MATERIAL PROVIDED
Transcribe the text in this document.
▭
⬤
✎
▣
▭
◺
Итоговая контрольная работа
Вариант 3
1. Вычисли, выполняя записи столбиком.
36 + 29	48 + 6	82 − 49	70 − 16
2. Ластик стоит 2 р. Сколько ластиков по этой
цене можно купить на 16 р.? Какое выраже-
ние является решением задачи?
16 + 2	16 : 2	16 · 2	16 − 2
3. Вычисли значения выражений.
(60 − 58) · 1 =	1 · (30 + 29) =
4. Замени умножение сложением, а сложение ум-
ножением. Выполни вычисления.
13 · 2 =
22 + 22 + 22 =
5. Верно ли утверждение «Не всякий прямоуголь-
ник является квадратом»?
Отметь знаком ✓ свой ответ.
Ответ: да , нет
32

PROBLEM REQUIREMENTS
A line counts if it holds the word "Вычисли". How many lines of the entries count? Give the number only.

WORKED ANSWER
2